(Stored data entries)
=======

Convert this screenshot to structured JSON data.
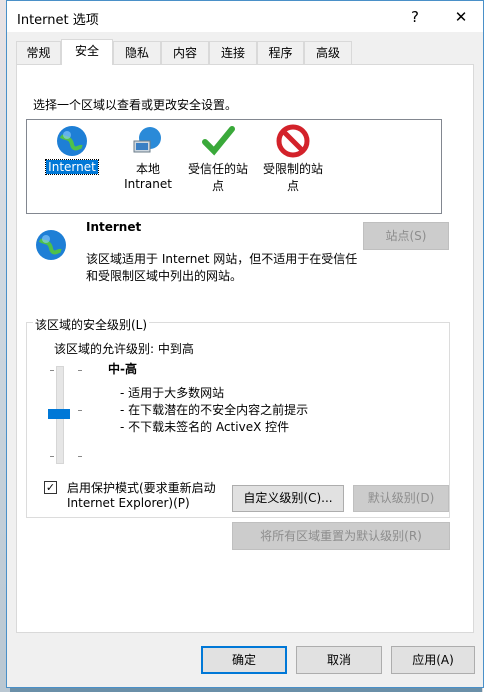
{
  "window": {
    "title": "Internet 选项",
    "help_label": "?",
    "close_label": "✕"
  },
  "tabs": [
    "常规",
    "安全",
    "隐私",
    "内容",
    "连接",
    "程序",
    "高级"
  ],
  "active_tab": "安全",
  "zones_prompt": "选择一个区域以查看或更改安全设置。",
  "zones": [
    {
      "line1": "Internet",
      "line2": "",
      "icon": "globe-icon",
      "selected": true
    },
    {
      "line1": "本地",
      "line2": "Intranet",
      "icon": "intranet-icon",
      "selected": false
    },
    {
      "line1": "受信任的站",
      "line2": "点",
      "icon": "checkmark-icon",
      "selected": false
    },
    {
      "line1": "受限制的站",
      "line2": "点",
      "icon": "restricted-icon",
      "selected": false
    }
  ],
  "zone_detail": {
    "name": "Internet",
    "desc_line1": "该区域适用于 Internet 网站，但不适用于在受信任",
    "desc_line2": "和受限制区域中列出的网站。",
    "sites_button": "站点(S)"
  },
  "security_level": {
    "group_label": "该区域的安全级别(L)",
    "allowed": "该区域的允许级别: 中到高",
    "level_name": "中-高",
    "bullets": [
      "- 适用于大多数网站",
      "- 在下载潜在的不安全内容之前提示",
      "- 不下载未签名的 ActiveX 控件"
    ],
    "level_fraction": 0.5
  },
  "protected_mode": {
    "checked": true,
    "line1": "启用保护模式(要求重新启动",
    "line2": "Internet Explorer)(P)"
  },
  "buttons": {
    "custom_level": "自定义级别(C)...",
    "default_level": "默认级别(D)",
    "reset_all": "将所有区域重置为默认级别(R)",
    "ok": "确定",
    "cancel": "取消",
    "apply": "应用(A)"
  },
  "colors": {
    "accent": "#0078d7",
    "window_border": "#4a90c8"
  }
}
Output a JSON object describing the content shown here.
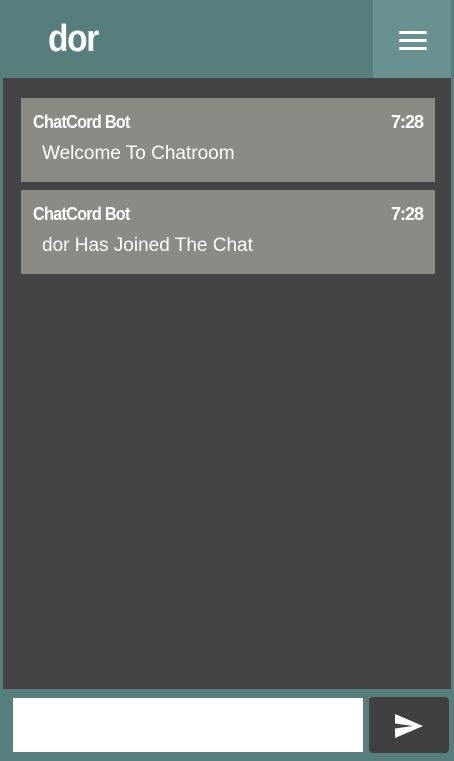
{
  "header": {
    "room_name": "dor",
    "menu_icon": "hamburger-menu-icon"
  },
  "messages": [
    {
      "username": "ChatCord Bot",
      "time": "7:28",
      "text": "Welcome To Chatroom"
    },
    {
      "username": "ChatCord Bot",
      "time": "7:28",
      "text": "dor Has Joined The Chat"
    }
  ],
  "composer": {
    "input_value": "",
    "send_icon": "send-icon"
  },
  "colors": {
    "accent": "#577d7d",
    "accent_light": "#6a9191",
    "background": "#444444",
    "message_bg": "#8c8a85",
    "send_button_bg": "#404040"
  }
}
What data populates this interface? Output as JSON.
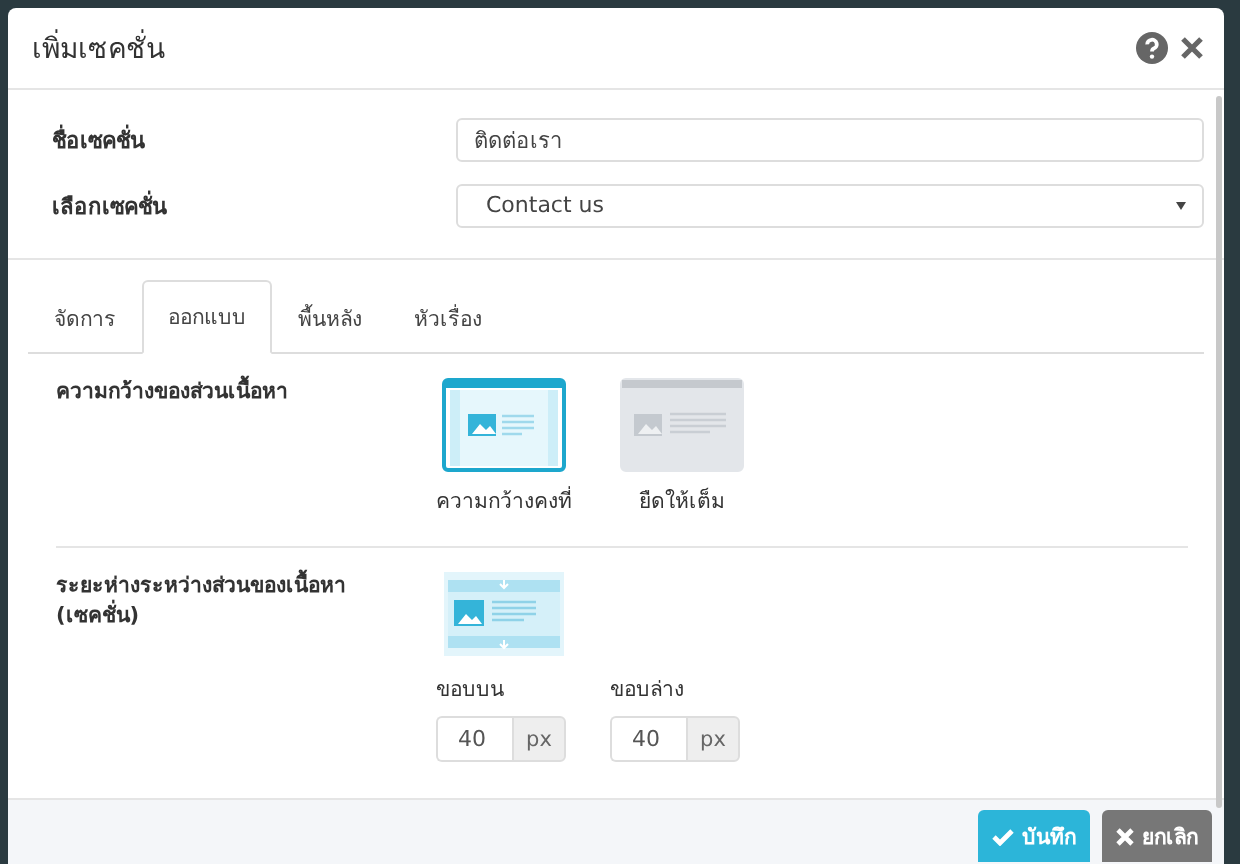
{
  "dialog": {
    "title": "เพิ่มเซคชั่น"
  },
  "fields": [
    {
      "label": "ชื่อเซคชั่น",
      "kind": "text",
      "value": "ติดต่อเรา"
    },
    {
      "label": "เลือกเซคชั่น",
      "kind": "select",
      "value": "Contact us"
    }
  ],
  "tabs": [
    {
      "label": "จัดการ",
      "selected": false
    },
    {
      "label": "ออกแบบ",
      "selected": true
    },
    {
      "label": "พื้นหลัง",
      "selected": false
    },
    {
      "label": "หัวเรื่อง",
      "selected": false
    }
  ],
  "width_section": {
    "label": "ความกว้างของส่วนเนื้อหา",
    "options": [
      {
        "label": "ความกว้างคงที่",
        "kind": "fixed",
        "selected": true
      },
      {
        "label": "ยืดให้เต็ม",
        "kind": "full",
        "selected": false
      }
    ]
  },
  "spacing_section": {
    "label": "ระยะห่างระหว่างส่วนของเนื้อหา (เซคชั่น)",
    "inputs": [
      {
        "label": "ขอบบน",
        "value": "40",
        "unit": "px"
      },
      {
        "label": "ขอบล่าง",
        "value": "40",
        "unit": "px"
      }
    ]
  },
  "buttons": [
    {
      "label": "บันทึก",
      "kind": "primary"
    },
    {
      "label": "ยกเลิก",
      "kind": "cancel"
    }
  ]
}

=======

= Set task =
Write out again the lines from the one with "What data populates" through the end of the records exactly, without any of the pictures.

= Task answer =
What data populates this interface? Output as JSON.
{
  "dialog": {
    "title": "เพิ่มเซคชั่น"
  },
  "fields": [
    {
      "label": "ชื่อเซคชั่น",
      "kind": "text",
      "value": "ติดต่อเรา"
    },
    {
      "label": "เลือกเซคชั่น",
      "kind": "select",
      "value": "Contact us"
    }
  ],
  "tabs": [
    {
      "label": "จัดการ",
      "selected": false
    },
    {
      "label": "ออกแบบ",
      "selected": true
    },
    {
      "label": "พื้นหลัง",
      "selected": false
    },
    {
      "label": "หัวเรื่อง",
      "selected": false
    }
  ],
  "width_section": {
    "label": "ความกว้างของส่วนเนื้อหา",
    "options": [
      {
        "label": "ความกว้างคงที่",
        "kind": "fixed",
        "selected": true
      },
      {
        "label": "ยืดให้เต็ม",
        "kind": "full",
        "selected": false
      }
    ]
  },
  "spacing_section": {
    "label": "ระยะห่างระหว่างส่วนของเนื้อหา (เซคชั่น)",
    "inputs": [
      {
        "label": "ขอบบน",
        "value": "40",
        "unit": "px"
      },
      {
        "label": "ขอบล่าง",
        "value": "40",
        "unit": "px"
      }
    ]
  },
  "buttons": [
    {
      "label": "บันทึก",
      "kind": "primary"
    },
    {
      "label": "ยกเลิก",
      "kind": "cancel"
    }
  ]
}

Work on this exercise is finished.